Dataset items
..............................

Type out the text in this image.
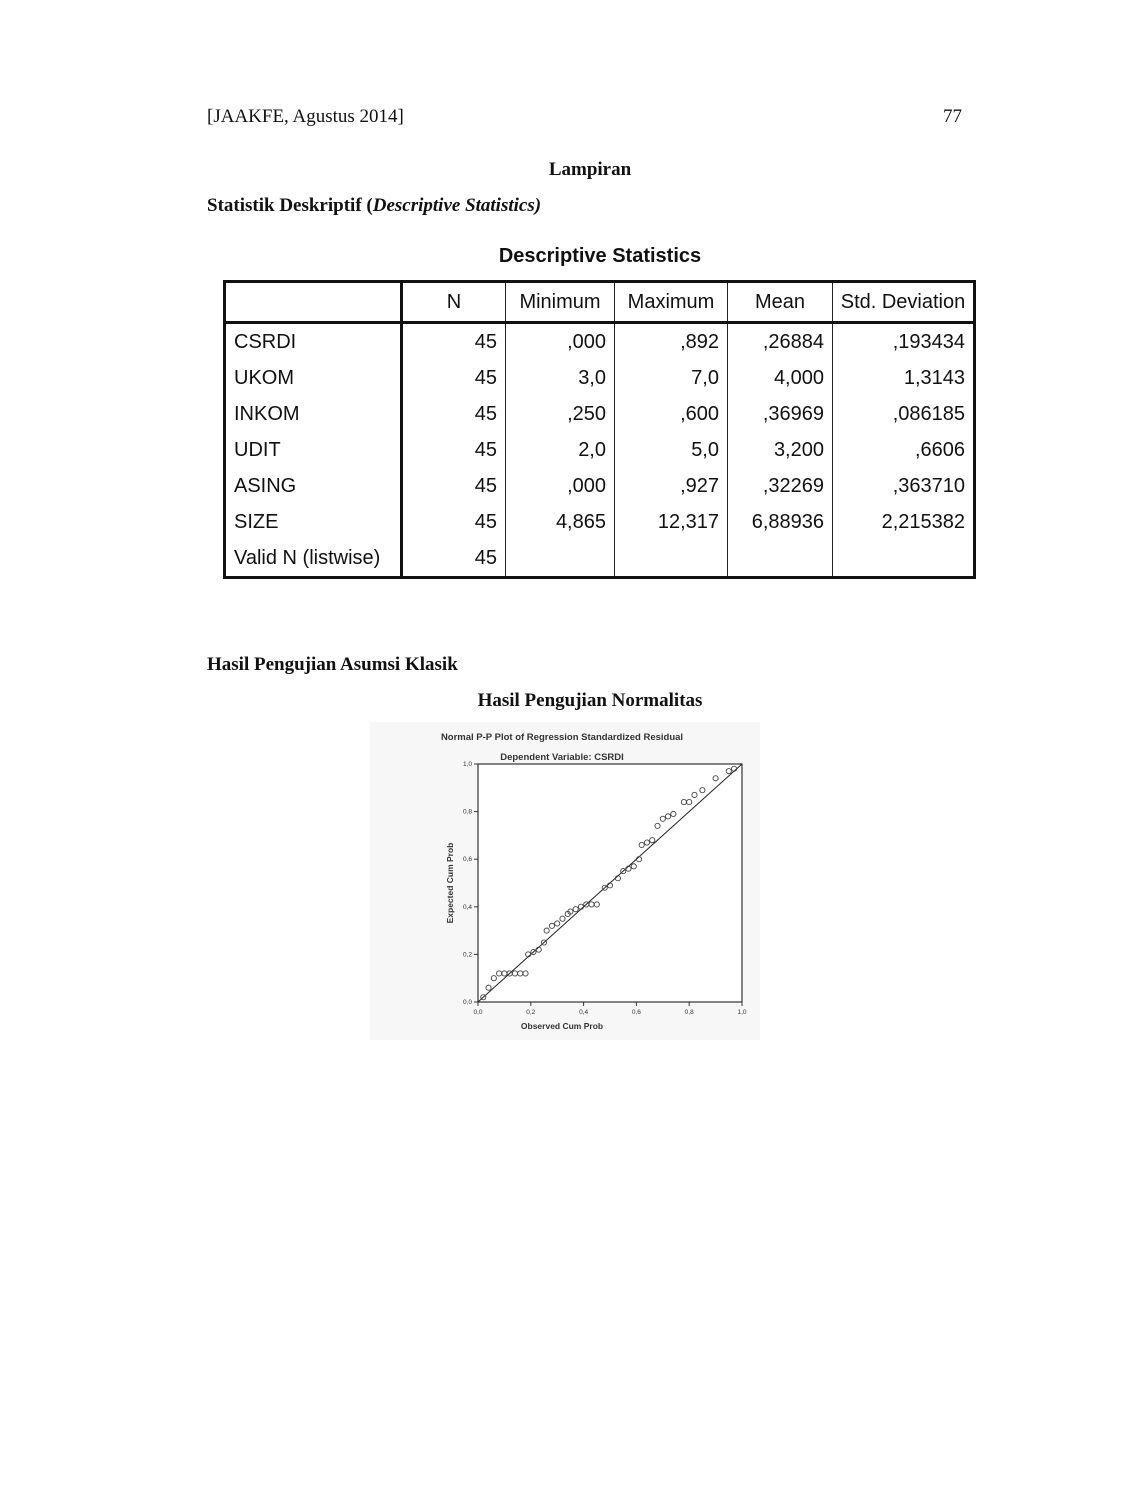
[JAAKFE, Agustus 2014]	77
Lampiran
Statistik Deskriptif (Descriptive Statistics)
Descriptive Statistics
	N	Minimum	Maximum	Mean	Std. Deviation
CSRDI	45	,000	,892	,26884	,193434
UKOM	45	3,0	7,0	4,000	1,3143
INKOM	45	,250	,600	,36969	,086185
UDIT	45	2,0	5,0	3,200	,6606
ASING	45	,000	,927	,32269	,363710
SIZE	45	4,865	12,317	6,88936	2,215382
Valid N (listwise)	45				
Hasil Pengujian Asumsi Klasik
Hasil Pengujian Normalitas
Normal P-P Plot of Regression Standardized Residual
Dependent Variable: CSRDI
Observed Cum Prob
Expected Cum Prob
0,0	0,2	0,4	0,6	0,8	1,0
0,0
0,2
0,4
0,6
0,8
1,0
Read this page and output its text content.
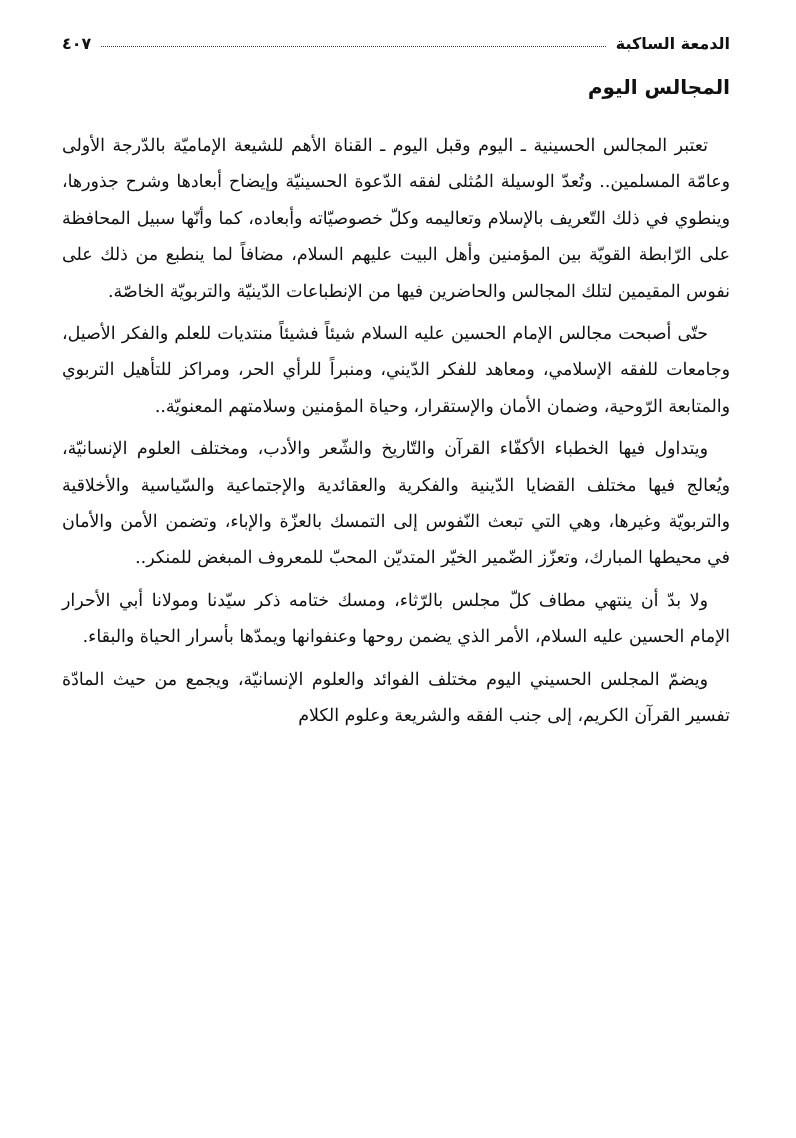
الدمعة الساكبة
٤٠٧
المجالس اليوم

تعتبر المجالس الحسينية ـ اليوم وقبل اليوم ـ القناة الأهم للشيعة الإماميّة بالدّرجة الأولى وعامّة المسلمين.. وتُعدّ الوسيلة المُثلى لفقه الدّعوة الحسينيّة وإيضاح أبعادها وشرح جذورها، وينطوي في ذلك التّعريف بالإسلام وتعاليمه وكلّ خصوصيّاته وأبعاده، كما وأنّها سبيل المحافظة على الرّابطة القويّة بين المؤمنين وأهل البيت عليهم السلام، مضافاً لما ينطبع من ذلك على نفوس المقيمين لتلك المجالس والحاضرين فيها من الإنطباعات الدّينيّة والتربويّة الخاصّة.

حتّى أصبحت مجالس الإمام الحسين عليه السلام شيئاً فشيئاً منتديات للعلم والفكر الأصيل، وجامعات للفقه الإسلامي، ومعاهد للفكر الدّيني، ومنبراً للرأي الحر، ومراكز للتأهيل التربوي والمتابعة الرّوحية، وضمان الأمان والإستقرار، وحياة المؤمنين وسلامتهم المعنويّة..

ويتداول فيها الخطباء الأكفّاء القرآن والتّاريخ والشّعر والأدب، ومختلف العلوم الإنسانيّة، ويُعالج فيها مختلف القضايا الدّينية والفكرية والعقائدية والإجتماعية والسّياسية والأخلاقية والتربويّة وغيرها، وهي التي تبعث النّفوس إلى التمسك بالعزّة والإباء، وتضمن الأمن والأمان في محيطها المبارك، وتعزّز الضّمير الخيّر المتديّن المحبّ للمعروف المبغض للمنكر..

ولا بدّ أن ينتهي مطاف كلّ مجلس بالرّثاء، ومسك ختامه ذكر سيّدنا ومولانا أبي الأحرار الإمام الحسين عليه السلام، الأمر الذي يضمن روحها وعنفوانها ويمدّها بأسرار الحياة والبقاء.

ويضمّ المجلس الحسيني اليوم مختلف الفوائد والعلوم الإنسانيّة، ويجمع من حيث المادّة تفسير القرآن الكريم، إلى جنب الفقه والشريعة وعلوم الكلام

..............................

Repeat all of the records verbatim, leaving out the pictures.

=== ANSWER ===
Type out the text in this image.
[JAAKFE, Agustus 2014]	77
Lampiran
Statistik Deskriptif (Descriptive Statistics)
Descriptive Statistics
	N	Minimum	Maximum	Mean	Std. Deviation
CSRDI	45	,000	,892	,26884	,193434
UKOM	45	3,0	7,0	4,000	1,3143
INKOM	45	,250	,600	,36969	,086185
UDIT	45	2,0	5,0	3,200	,6606
ASING	45	,000	,927	,32269	,363710
SIZE	45	4,865	12,317	6,88936	2,215382
Valid N (listwise)	45				
Hasil Pengujian Asumsi Klasik
Hasil Pengujian Normalitas
Normal P-P Plot of Regression Standardized Residual
Dependent Variable: CSRDI
Observed Cum Prob
Expected Cum Prob
0,0	0,2	0,4	0,6	0,8	1,0
0,0
0,2
0,4
0,6
0,8
1,0
Read this page and output its text content.
الدمعة الساكبة
٤٠٧
المجالس اليوم

تعتبر المجالس الحسينية ـ اليوم وقبل اليوم ـ القناة الأهم للشيعة الإماميّة بالدّرجة الأولى وعامّة المسلمين.. وتُعدّ الوسيلة المُثلى لفقه الدّعوة الحسينيّة وإيضاح أبعادها وشرح جذورها، وينطوي في ذلك التّعريف بالإسلام وتعاليمه وكلّ خصوصيّاته وأبعاده، كما وأنّها سبيل المحافظة على الرّابطة القويّة بين المؤمنين وأهل البيت عليهم السلام، مضافاً لما ينطبع من ذلك على نفوس المقيمين لتلك المجالس والحاضرين فيها من الإنطباعات الدّينيّة والتربويّة الخاصّة.

حتّى أصبحت مجالس الإمام الحسين عليه السلام شيئاً فشيئاً منتديات للعلم والفكر الأصيل، وجامعات للفقه الإسلامي، ومعاهد للفكر الدّيني، ومنبراً للرأي الحر، ومراكز للتأهيل التربوي والمتابعة الرّوحية، وضمان الأمان والإستقرار، وحياة المؤمنين وسلامتهم المعنويّة..

ويتداول فيها الخطباء الأكفّاء القرآن والتّاريخ والشّعر والأدب، ومختلف العلوم الإنسانيّة، ويُعالج فيها مختلف القضايا الدّينية والفكرية والعقائدية والإجتماعية والسّياسية والأخلاقية والتربويّة وغيرها، وهي التي تبعث النّفوس إلى التمسك بالعزّة والإباء، وتضمن الأمن والأمان في محيطها المبارك، وتعزّز الضّمير الخيّر المتديّن المحبّ للمعروف المبغض للمنكر..

ولا بدّ أن ينتهي مطاف كلّ مجلس بالرّثاء، ومسك ختامه ذكر سيّدنا ومولانا أبي الأحرار الإمام الحسين عليه السلام، الأمر الذي يضمن روحها وعنفوانها ويمدّها بأسرار الحياة والبقاء.

ويضمّ المجلس الحسيني اليوم مختلف الفوائد والعلوم الإنسانيّة، ويجمع من حيث المادّة تفسير القرآن الكريم، إلى جنب الفقه والشريعة وعلوم الكلام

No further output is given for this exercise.